THE EXERCISE
Reproduce, word for word, the lines of the listing from the one holding "y-tick-label: 800 000" through the one holding "legend-label: Proportion of", including both.

--- Begin MATERIAL FOR THE TASK ---

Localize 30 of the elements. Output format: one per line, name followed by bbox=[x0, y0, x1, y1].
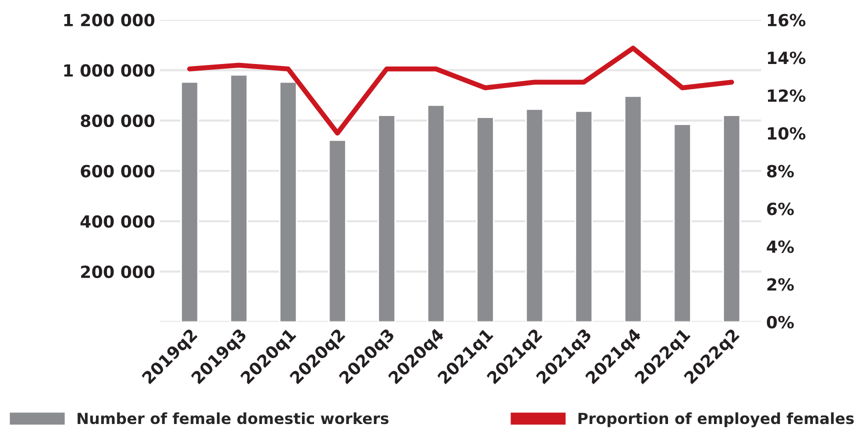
y-tick-label: 800 000 bbox=[80, 114, 154, 128]
bar bbox=[574, 110, 593, 322]
bar bbox=[279, 81, 298, 322]
bar bbox=[624, 95, 642, 322]
bar bbox=[722, 114, 741, 322]
y2-tick-label: 2% bbox=[767, 278, 794, 291]
bar bbox=[476, 116, 494, 322]
line-series bbox=[187, 46, 734, 136]
y-tick-label: 200 000 bbox=[81, 266, 154, 278]
bar bbox=[180, 81, 199, 322]
y-tick-label: 1 000 000 bbox=[64, 64, 154, 77]
y2-tick-label: 12% bbox=[768, 89, 806, 102]
y-tick-label: 1 200 000 bbox=[64, 14, 154, 26]
y2-tick-label: 16% bbox=[768, 14, 806, 26]
y-tick-label: 600 000 bbox=[80, 164, 154, 178]
y-tick-label: 400 000 bbox=[80, 215, 154, 228]
y2-tick-label: 6% bbox=[767, 202, 794, 216]
bar bbox=[525, 108, 544, 322]
legend-label: Number of female domestic workers bbox=[78, 412, 388, 424]
y2-tick-label: 4% bbox=[766, 240, 794, 253]
bar bbox=[673, 124, 692, 322]
bar bbox=[328, 139, 346, 322]
y2-tick-label: 0% bbox=[766, 316, 794, 328]
y2-tick-label: 10% bbox=[768, 127, 806, 140]
y2-tick-label: 8% bbox=[767, 164, 794, 178]
bar bbox=[378, 114, 396, 322]
legend-label: Proportion of employed females bbox=[578, 412, 854, 428]
bar bbox=[426, 104, 446, 322]
y2-tick-label: 14% bbox=[768, 52, 806, 64]
bar bbox=[230, 74, 248, 322]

--- End MATERIAL FOR THE TASK ---

SOLVED PROBLEM
y-tick-label: 800 000 bbox=[80, 114, 154, 128]
bar bbox=[574, 110, 593, 322]
bar bbox=[279, 81, 298, 322]
bar bbox=[624, 95, 642, 322]
bar bbox=[722, 114, 741, 322]
y2-tick-label: 2% bbox=[767, 278, 794, 291]
bar bbox=[476, 116, 494, 322]
line-series bbox=[187, 46, 734, 136]
y-tick-label: 200 000 bbox=[81, 266, 154, 278]
bar bbox=[180, 81, 199, 322]
y-tick-label: 1 000 000 bbox=[64, 64, 154, 77]
y2-tick-label: 12% bbox=[768, 89, 806, 102]
y-tick-label: 1 200 000 bbox=[64, 14, 154, 26]
y2-tick-label: 16% bbox=[768, 14, 806, 26]
y-tick-label: 600 000 bbox=[80, 164, 154, 178]
y-tick-label: 400 000 bbox=[80, 215, 154, 228]
y2-tick-label: 6% bbox=[767, 202, 794, 216]
bar bbox=[525, 108, 544, 322]
legend-label: Number of female domestic workers bbox=[78, 412, 388, 424]
y2-tick-label: 4% bbox=[766, 240, 794, 253]
bar bbox=[673, 124, 692, 322]
bar bbox=[328, 139, 346, 322]
y2-tick-label: 0% bbox=[766, 316, 794, 328]
y2-tick-label: 10% bbox=[768, 127, 806, 140]
y2-tick-label: 8% bbox=[767, 164, 794, 178]
bar bbox=[378, 114, 396, 322]
legend-label: Proportion of employed females bbox=[578, 412, 854, 428]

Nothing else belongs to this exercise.